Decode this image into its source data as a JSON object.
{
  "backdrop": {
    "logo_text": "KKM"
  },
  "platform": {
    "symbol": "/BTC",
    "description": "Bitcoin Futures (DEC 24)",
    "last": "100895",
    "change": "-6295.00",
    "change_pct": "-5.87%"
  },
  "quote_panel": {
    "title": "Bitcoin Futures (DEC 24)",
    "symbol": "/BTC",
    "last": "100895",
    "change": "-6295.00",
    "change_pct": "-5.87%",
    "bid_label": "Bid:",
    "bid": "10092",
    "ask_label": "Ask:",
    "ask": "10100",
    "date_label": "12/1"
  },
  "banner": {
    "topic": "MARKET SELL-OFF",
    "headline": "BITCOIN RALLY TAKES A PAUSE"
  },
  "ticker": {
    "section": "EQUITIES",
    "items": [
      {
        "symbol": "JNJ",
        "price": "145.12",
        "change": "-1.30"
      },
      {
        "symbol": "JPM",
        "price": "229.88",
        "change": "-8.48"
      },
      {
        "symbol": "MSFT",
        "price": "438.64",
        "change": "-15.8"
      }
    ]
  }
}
◆ ◆ ◆ ◆ ◆ ◆ ◆
Gather up every line in the data above that contains the word "symbol", copying each one.

    "symbol": "/BTC",
    "symbol": "/BTC",
        "symbol": "JNJ",
        "symbol": "JPM",
        "symbol": "MSFT",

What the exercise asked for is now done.